Extracted records ::
##############################
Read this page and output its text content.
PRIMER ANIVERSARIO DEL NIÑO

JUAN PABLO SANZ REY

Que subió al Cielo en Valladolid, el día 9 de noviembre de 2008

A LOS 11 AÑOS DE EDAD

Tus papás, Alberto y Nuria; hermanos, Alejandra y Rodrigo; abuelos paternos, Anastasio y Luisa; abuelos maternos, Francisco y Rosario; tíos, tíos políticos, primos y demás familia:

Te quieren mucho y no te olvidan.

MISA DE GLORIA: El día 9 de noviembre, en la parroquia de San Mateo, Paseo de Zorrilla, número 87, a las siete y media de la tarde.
##############################
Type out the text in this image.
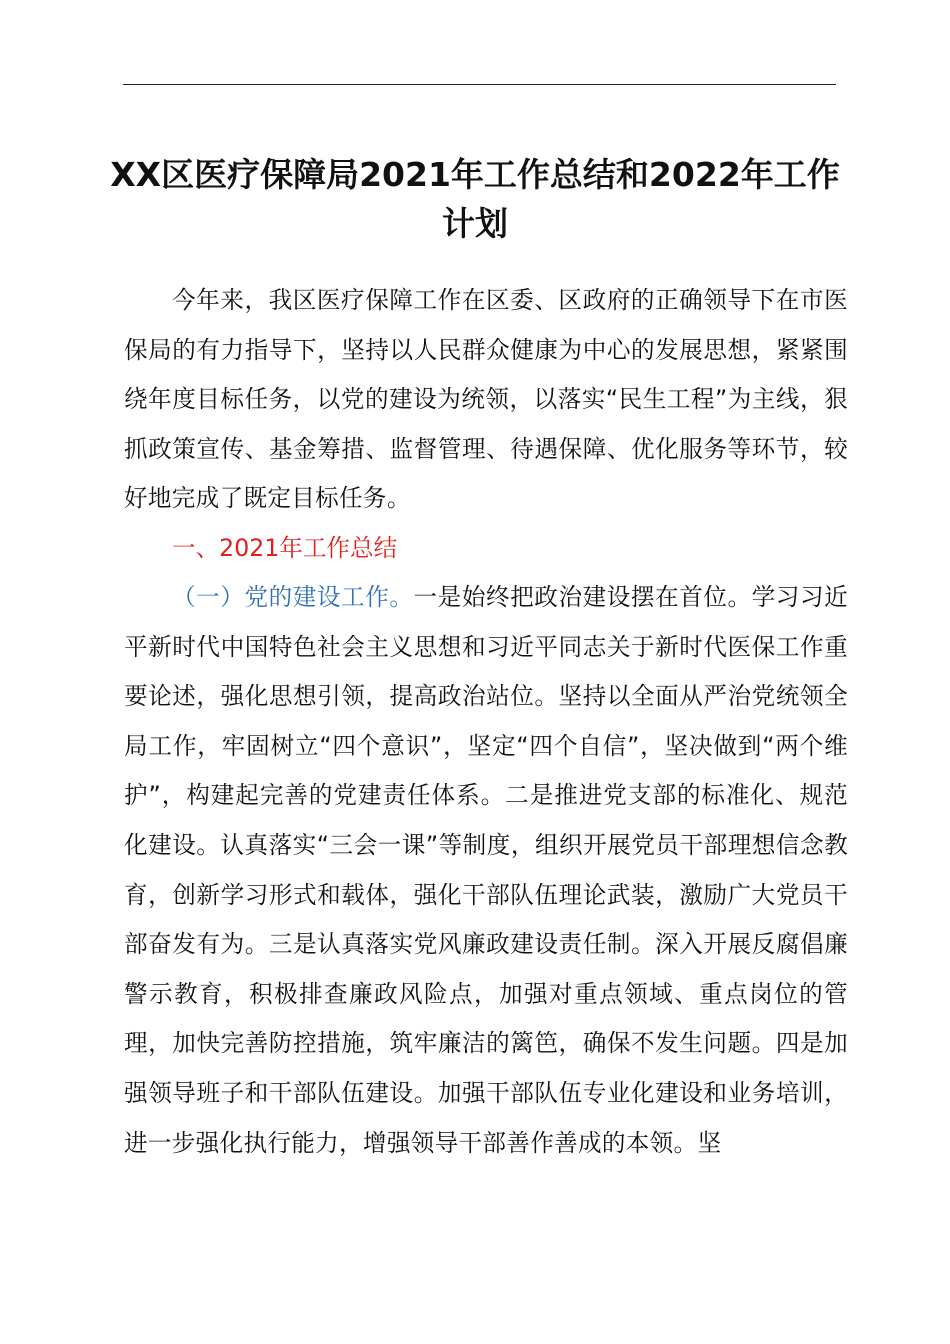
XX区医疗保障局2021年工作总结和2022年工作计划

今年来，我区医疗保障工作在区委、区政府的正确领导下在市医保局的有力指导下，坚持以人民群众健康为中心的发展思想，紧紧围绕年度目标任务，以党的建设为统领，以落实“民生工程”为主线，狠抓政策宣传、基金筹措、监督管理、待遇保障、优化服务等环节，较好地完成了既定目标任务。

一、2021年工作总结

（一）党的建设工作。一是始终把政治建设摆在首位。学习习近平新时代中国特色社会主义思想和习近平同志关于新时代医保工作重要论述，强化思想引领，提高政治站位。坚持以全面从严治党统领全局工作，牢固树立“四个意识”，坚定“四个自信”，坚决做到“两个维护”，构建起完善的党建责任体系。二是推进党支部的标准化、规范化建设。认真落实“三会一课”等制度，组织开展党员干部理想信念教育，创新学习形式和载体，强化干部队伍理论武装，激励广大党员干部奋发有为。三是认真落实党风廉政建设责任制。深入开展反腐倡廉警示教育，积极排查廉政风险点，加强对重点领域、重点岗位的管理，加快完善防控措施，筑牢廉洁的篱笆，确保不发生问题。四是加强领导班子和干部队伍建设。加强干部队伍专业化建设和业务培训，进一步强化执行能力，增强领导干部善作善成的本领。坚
##############################
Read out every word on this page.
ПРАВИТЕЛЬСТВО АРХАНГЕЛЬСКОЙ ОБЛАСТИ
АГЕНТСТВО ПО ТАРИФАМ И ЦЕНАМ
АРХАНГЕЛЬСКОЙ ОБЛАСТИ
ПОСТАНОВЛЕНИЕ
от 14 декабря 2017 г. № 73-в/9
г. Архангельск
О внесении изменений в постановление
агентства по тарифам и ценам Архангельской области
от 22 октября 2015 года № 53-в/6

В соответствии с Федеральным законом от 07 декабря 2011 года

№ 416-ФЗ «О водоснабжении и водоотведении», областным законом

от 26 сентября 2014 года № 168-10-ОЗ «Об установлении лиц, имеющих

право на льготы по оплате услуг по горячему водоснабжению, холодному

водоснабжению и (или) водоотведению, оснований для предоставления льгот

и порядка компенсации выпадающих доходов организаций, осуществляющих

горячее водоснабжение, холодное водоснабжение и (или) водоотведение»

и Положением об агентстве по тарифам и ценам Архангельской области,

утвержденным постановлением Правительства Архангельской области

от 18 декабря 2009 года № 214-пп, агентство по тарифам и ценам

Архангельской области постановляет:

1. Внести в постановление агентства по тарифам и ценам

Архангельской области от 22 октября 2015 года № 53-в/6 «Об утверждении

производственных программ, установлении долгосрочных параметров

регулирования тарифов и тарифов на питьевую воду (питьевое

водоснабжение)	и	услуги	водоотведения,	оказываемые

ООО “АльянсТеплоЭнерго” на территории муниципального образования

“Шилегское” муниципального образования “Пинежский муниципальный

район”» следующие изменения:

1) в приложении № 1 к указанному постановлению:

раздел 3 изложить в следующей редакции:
##############################
WHAT THE TASK ASKS :: Report how many lines in the records above contain the word "законом", giving only the number.

REPLY TO THE TASK :: 2